» Work required: Copy out all lines of the records in which the word "with" appears.

» Data supplied:
* * * * * * * * *
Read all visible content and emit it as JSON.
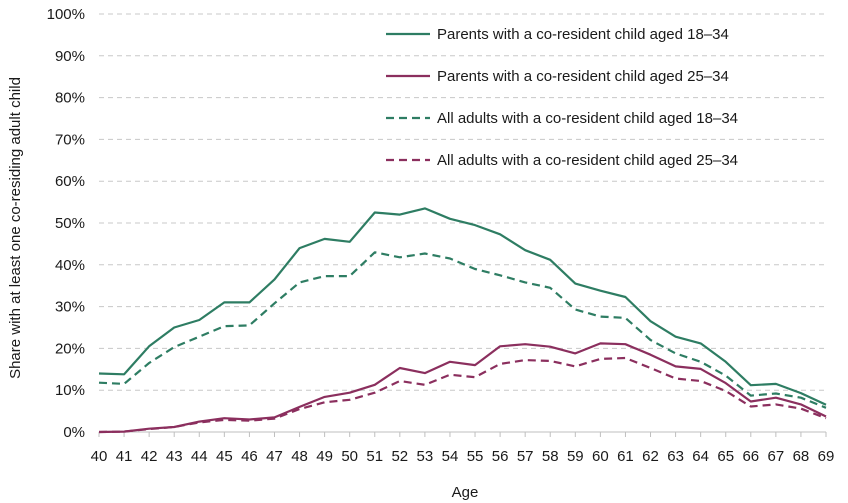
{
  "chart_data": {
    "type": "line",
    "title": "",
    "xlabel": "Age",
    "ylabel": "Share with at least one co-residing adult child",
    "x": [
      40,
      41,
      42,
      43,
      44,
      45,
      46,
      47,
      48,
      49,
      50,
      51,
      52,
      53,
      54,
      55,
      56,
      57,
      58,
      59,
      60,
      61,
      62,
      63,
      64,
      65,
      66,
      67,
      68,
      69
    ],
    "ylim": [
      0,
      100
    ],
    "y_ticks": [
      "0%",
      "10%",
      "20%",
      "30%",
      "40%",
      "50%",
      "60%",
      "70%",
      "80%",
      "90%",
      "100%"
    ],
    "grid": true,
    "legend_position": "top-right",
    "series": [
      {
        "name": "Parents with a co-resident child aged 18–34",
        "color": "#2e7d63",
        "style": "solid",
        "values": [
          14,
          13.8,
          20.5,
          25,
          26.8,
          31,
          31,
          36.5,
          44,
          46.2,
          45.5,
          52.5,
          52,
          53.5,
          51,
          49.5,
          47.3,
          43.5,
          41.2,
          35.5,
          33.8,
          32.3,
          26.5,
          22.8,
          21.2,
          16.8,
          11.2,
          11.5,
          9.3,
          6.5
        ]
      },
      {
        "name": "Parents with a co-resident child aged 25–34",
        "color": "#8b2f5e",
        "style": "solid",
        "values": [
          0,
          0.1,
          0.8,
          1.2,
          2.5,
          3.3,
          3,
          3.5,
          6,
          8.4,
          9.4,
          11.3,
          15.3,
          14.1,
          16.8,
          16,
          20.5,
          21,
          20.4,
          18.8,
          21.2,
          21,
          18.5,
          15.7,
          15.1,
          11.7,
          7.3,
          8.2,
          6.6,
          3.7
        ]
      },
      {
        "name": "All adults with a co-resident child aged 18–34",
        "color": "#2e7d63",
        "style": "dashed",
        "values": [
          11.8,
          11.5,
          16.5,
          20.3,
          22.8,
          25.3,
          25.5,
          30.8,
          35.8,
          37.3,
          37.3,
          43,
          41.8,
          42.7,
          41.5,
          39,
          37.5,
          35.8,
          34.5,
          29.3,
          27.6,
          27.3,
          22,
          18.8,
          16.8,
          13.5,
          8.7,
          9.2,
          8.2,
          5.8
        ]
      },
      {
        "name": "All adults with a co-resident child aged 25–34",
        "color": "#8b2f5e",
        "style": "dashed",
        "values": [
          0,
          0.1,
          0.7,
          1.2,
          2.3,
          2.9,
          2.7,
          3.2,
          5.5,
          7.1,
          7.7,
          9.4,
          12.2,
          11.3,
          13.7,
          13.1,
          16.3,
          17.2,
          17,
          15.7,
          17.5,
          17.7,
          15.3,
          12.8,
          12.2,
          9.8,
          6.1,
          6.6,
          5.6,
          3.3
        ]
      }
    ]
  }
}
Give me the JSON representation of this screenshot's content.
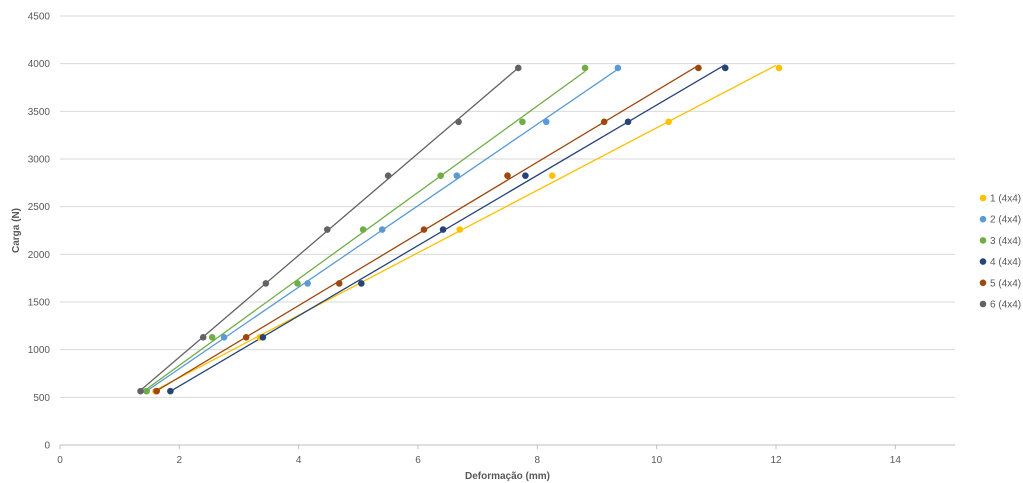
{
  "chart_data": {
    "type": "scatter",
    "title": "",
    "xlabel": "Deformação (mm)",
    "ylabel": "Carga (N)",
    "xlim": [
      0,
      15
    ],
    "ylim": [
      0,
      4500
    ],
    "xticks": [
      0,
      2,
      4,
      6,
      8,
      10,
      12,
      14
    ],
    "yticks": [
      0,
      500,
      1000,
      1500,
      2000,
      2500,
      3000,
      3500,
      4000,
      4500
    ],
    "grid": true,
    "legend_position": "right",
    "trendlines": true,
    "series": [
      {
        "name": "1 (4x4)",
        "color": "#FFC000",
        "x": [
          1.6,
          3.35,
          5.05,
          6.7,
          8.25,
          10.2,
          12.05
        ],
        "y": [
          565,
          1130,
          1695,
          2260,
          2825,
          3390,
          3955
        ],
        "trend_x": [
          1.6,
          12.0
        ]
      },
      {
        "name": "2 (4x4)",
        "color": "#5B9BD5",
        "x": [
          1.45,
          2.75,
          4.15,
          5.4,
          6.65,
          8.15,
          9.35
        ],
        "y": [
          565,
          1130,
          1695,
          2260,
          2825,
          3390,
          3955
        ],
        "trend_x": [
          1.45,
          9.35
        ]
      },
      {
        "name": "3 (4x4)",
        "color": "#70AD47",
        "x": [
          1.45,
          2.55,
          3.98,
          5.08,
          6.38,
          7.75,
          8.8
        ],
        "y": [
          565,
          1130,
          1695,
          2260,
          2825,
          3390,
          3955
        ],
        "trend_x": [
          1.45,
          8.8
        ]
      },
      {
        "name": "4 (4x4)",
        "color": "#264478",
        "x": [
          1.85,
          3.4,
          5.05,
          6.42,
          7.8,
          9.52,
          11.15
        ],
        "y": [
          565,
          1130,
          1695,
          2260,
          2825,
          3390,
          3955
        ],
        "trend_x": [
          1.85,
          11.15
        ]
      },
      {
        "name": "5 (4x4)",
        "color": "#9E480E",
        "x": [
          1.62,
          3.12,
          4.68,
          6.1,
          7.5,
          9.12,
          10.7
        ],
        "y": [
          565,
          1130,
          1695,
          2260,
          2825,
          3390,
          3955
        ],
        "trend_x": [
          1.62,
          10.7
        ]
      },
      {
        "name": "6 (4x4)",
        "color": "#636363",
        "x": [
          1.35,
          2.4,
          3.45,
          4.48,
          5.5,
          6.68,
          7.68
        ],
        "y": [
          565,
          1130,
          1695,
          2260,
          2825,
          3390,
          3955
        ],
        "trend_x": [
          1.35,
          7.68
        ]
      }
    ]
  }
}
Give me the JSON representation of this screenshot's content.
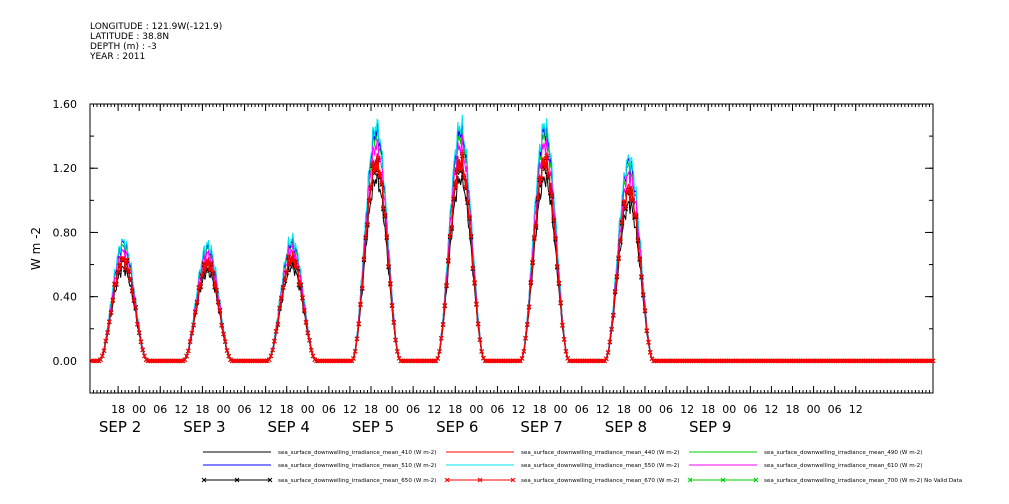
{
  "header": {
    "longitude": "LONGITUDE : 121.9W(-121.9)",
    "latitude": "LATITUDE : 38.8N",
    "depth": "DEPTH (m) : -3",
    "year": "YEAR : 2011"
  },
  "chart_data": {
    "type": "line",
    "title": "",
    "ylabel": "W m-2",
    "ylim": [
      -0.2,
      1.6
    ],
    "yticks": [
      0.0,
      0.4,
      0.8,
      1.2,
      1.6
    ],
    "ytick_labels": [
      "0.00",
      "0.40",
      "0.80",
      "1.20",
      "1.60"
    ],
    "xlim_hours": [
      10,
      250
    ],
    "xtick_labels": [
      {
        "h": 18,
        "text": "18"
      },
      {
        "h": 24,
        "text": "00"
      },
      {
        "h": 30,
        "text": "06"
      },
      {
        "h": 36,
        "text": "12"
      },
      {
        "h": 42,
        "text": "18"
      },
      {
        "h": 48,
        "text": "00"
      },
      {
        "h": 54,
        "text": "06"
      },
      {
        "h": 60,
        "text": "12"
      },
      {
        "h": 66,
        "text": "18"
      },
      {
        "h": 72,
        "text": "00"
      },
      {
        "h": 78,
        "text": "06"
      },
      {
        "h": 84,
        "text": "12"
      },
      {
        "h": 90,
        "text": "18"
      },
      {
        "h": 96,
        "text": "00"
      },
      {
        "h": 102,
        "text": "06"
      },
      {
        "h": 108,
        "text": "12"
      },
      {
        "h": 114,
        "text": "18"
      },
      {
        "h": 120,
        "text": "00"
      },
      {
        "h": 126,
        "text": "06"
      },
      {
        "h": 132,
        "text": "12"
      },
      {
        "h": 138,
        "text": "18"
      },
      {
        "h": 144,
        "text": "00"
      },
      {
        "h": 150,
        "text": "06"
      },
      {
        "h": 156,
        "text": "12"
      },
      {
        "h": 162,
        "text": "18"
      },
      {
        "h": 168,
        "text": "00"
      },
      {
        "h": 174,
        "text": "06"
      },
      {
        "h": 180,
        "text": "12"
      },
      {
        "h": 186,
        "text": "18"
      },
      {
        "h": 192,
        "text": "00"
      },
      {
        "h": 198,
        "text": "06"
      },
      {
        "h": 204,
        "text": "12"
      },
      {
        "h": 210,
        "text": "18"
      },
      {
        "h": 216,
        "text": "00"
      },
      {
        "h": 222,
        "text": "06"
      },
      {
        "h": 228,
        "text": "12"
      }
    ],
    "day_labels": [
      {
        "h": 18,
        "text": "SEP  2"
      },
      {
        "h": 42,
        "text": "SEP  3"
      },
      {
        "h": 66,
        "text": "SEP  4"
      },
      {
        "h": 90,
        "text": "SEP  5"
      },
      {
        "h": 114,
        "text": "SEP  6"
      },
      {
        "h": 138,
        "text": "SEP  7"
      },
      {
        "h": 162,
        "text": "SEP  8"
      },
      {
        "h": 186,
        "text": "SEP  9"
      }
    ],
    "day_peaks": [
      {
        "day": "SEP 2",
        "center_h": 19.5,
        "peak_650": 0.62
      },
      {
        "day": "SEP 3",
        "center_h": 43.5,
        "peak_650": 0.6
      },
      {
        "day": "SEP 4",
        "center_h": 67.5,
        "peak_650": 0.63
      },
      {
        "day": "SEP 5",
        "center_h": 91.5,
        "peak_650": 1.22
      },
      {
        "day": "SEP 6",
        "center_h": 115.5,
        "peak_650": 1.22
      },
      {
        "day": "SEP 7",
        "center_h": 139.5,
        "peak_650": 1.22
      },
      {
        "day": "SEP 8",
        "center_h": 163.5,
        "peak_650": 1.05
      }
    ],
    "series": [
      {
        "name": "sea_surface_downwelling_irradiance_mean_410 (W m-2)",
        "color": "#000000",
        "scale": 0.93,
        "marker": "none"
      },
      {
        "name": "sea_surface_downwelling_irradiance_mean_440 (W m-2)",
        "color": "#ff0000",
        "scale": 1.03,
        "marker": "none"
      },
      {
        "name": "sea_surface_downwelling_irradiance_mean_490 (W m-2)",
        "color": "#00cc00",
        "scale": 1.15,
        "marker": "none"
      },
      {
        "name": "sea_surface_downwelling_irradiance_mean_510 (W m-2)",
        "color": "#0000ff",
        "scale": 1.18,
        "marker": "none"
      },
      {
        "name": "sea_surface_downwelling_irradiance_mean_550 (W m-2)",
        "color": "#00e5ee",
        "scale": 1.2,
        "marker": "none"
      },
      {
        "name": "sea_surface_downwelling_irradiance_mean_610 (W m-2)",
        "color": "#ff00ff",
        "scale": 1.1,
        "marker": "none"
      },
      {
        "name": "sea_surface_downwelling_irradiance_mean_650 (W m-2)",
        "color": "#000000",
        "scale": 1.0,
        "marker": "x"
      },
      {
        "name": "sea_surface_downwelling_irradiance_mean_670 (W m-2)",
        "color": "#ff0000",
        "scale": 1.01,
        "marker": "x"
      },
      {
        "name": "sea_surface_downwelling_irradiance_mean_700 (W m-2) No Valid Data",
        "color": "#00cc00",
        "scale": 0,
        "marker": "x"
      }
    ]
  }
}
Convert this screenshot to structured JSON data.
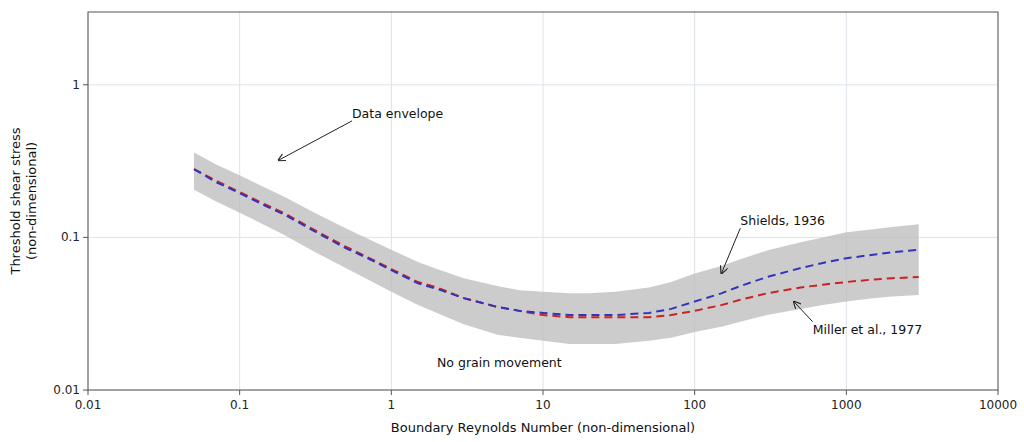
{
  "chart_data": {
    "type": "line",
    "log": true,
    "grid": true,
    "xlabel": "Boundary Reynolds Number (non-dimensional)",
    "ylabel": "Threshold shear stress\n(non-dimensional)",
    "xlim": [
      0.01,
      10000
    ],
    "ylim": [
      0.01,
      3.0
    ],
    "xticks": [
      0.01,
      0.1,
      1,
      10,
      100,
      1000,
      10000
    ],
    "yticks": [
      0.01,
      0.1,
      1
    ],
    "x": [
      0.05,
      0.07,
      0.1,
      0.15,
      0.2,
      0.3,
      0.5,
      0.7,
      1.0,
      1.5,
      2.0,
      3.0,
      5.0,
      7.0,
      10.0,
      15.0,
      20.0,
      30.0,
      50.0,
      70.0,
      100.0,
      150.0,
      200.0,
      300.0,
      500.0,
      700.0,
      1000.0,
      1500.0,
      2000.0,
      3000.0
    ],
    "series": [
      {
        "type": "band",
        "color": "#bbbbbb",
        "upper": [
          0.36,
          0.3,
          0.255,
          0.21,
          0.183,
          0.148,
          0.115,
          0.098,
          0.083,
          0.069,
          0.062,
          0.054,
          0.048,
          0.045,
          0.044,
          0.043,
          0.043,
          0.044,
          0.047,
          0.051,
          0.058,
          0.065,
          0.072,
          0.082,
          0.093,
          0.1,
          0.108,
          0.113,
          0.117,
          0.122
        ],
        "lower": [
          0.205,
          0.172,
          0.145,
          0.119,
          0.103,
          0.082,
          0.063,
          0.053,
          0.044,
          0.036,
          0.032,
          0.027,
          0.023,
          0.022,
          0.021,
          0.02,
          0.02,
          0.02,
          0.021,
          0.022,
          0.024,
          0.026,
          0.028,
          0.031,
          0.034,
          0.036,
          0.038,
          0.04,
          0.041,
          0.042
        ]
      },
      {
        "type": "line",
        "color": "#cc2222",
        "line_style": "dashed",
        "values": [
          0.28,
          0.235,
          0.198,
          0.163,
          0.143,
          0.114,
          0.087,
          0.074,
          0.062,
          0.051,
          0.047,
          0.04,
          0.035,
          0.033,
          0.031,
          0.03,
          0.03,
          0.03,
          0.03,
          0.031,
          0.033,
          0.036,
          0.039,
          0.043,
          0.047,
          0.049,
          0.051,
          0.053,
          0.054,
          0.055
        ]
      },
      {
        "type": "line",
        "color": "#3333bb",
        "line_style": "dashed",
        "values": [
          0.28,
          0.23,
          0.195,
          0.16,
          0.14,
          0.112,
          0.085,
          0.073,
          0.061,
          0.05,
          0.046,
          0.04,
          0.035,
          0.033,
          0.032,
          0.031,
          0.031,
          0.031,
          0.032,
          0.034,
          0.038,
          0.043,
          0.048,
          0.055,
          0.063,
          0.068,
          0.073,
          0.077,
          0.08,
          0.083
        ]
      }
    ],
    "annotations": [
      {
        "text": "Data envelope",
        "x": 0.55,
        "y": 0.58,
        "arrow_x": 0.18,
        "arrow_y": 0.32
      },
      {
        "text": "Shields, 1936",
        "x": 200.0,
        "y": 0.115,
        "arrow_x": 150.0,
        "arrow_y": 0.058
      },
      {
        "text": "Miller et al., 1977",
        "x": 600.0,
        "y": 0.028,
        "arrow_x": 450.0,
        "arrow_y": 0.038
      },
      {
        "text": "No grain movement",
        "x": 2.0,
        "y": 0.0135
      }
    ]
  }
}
* * * * * * * * *
» Result of this task:
    "ylabel": "Share with at least one co-residing adult child",
        "name": "Parents with a co-resident child aged 18–34",
        "name": "Parents with a co-resident child aged 25–34",
        "name": "All adults with a co-resident child aged 18–34",
        "name": "All adults with a co-resident child aged 25–34",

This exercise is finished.